## Work to be completed
Write out the full listing again, exactly as it stands.

═════ Input

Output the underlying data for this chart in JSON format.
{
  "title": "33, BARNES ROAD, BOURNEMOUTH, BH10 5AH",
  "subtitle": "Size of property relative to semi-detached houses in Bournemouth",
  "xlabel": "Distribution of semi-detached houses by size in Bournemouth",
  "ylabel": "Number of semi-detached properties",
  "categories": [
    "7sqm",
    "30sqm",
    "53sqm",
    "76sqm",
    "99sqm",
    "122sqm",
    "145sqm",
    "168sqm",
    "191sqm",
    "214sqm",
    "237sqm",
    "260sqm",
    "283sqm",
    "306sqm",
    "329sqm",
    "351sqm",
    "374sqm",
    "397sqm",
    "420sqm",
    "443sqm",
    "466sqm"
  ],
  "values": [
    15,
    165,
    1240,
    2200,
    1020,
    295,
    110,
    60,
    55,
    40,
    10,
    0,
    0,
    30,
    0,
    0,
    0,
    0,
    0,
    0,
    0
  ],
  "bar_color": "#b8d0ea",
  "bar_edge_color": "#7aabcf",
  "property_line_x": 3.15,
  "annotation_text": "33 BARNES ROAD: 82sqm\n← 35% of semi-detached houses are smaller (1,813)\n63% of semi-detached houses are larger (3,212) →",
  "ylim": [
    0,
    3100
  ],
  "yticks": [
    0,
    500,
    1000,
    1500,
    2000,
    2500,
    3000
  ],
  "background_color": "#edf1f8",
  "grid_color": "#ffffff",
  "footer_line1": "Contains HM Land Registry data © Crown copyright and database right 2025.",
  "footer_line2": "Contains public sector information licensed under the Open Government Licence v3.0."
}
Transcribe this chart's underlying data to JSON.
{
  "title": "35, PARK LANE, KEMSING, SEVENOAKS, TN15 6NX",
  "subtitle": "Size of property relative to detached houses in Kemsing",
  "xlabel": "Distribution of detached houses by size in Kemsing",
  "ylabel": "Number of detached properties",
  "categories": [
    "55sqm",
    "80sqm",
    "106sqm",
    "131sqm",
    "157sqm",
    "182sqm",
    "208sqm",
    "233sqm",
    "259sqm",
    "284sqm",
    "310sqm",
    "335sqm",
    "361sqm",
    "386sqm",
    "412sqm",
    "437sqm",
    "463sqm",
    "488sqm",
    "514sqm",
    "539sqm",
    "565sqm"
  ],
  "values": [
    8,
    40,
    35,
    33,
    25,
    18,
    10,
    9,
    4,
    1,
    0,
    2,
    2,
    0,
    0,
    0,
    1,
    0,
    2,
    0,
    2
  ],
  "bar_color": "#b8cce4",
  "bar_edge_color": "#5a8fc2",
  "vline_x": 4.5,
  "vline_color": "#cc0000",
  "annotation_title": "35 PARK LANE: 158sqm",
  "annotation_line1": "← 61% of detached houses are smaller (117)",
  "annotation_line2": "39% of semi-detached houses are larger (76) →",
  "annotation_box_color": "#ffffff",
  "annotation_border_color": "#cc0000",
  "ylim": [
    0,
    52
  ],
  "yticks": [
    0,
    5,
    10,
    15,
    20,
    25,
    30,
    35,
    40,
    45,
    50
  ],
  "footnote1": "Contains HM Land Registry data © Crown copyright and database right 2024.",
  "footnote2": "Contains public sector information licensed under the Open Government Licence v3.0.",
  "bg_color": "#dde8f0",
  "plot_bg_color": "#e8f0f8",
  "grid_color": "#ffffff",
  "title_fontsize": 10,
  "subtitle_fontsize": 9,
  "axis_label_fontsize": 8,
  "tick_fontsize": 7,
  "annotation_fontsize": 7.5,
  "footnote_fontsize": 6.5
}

══════════

## Answer to this exercise
Output the underlying data for this chart in JSON format.
{
  "title": "33, BARNES ROAD, BOURNEMOUTH, BH10 5AH",
  "subtitle": "Size of property relative to semi-detached houses in Bournemouth",
  "xlabel": "Distribution of semi-detached houses by size in Bournemouth",
  "ylabel": "Number of semi-detached properties",
  "categories": [
    "7sqm",
    "30sqm",
    "53sqm",
    "76sqm",
    "99sqm",
    "122sqm",
    "145sqm",
    "168sqm",
    "191sqm",
    "214sqm",
    "237sqm",
    "260sqm",
    "283sqm",
    "306sqm",
    "329sqm",
    "351sqm",
    "374sqm",
    "397sqm",
    "420sqm",
    "443sqm",
    "466sqm"
  ],
  "values": [
    15,
    165,
    1240,
    2200,
    1020,
    295,
    110,
    60,
    55,
    40,
    10,
    0,
    0,
    30,
    0,
    0,
    0,
    0,
    0,
    0,
    0
  ],
  "bar_color": "#b8d0ea",
  "bar_edge_color": "#7aabcf",
  "property_line_x": 3.15,
  "annotation_text": "33 BARNES ROAD: 82sqm\n← 35% of semi-detached houses are smaller (1,813)\n63% of semi-detached houses are larger (3,212) →",
  "ylim": [
    0,
    3100
  ],
  "yticks": [
    0,
    500,
    1000,
    1500,
    2000,
    2500,
    3000
  ],
  "background_color": "#edf1f8",
  "grid_color": "#ffffff",
  "footer_line1": "Contains HM Land Registry data © Crown copyright and database right 2025.",
  "footer_line2": "Contains public sector information licensed under the Open Government Licence v3.0."
}
Transcribe this chart's underlying data to JSON.
{
  "title": "35, PARK LANE, KEMSING, SEVENOAKS, TN15 6NX",
  "subtitle": "Size of property relative to detached houses in Kemsing",
  "xlabel": "Distribution of detached houses by size in Kemsing",
  "ylabel": "Number of detached properties",
  "categories": [
    "55sqm",
    "80sqm",
    "106sqm",
    "131sqm",
    "157sqm",
    "182sqm",
    "208sqm",
    "233sqm",
    "259sqm",
    "284sqm",
    "310sqm",
    "335sqm",
    "361sqm",
    "386sqm",
    "412sqm",
    "437sqm",
    "463sqm",
    "488sqm",
    "514sqm",
    "539sqm",
    "565sqm"
  ],
  "values": [
    8,
    40,
    35,
    33,
    25,
    18,
    10,
    9,
    4,
    1,
    0,
    2,
    2,
    0,
    0,
    0,
    1,
    0,
    2,
    0,
    2
  ],
  "bar_color": "#b8cce4",
  "bar_edge_color": "#5a8fc2",
  "vline_x": 4.5,
  "vline_color": "#cc0000",
  "annotation_title": "35 PARK LANE: 158sqm",
  "annotation_line1": "← 61% of detached houses are smaller (117)",
  "annotation_line2": "39% of semi-detached houses are larger (76) →",
  "annotation_box_color": "#ffffff",
  "annotation_border_color": "#cc0000",
  "ylim": [
    0,
    52
  ],
  "yticks": [
    0,
    5,
    10,
    15,
    20,
    25,
    30,
    35,
    40,
    45,
    50
  ],
  "footnote1": "Contains HM Land Registry data © Crown copyright and database right 2024.",
  "footnote2": "Contains public sector information licensed under the Open Government Licence v3.0.",
  "bg_color": "#dde8f0",
  "plot_bg_color": "#e8f0f8",
  "grid_color": "#ffffff",
  "title_fontsize": 10,
  "subtitle_fontsize": 9,
  "axis_label_fontsize": 8,
  "tick_fontsize": 7,
  "annotation_fontsize": 7.5,
  "footnote_fontsize": 6.5
}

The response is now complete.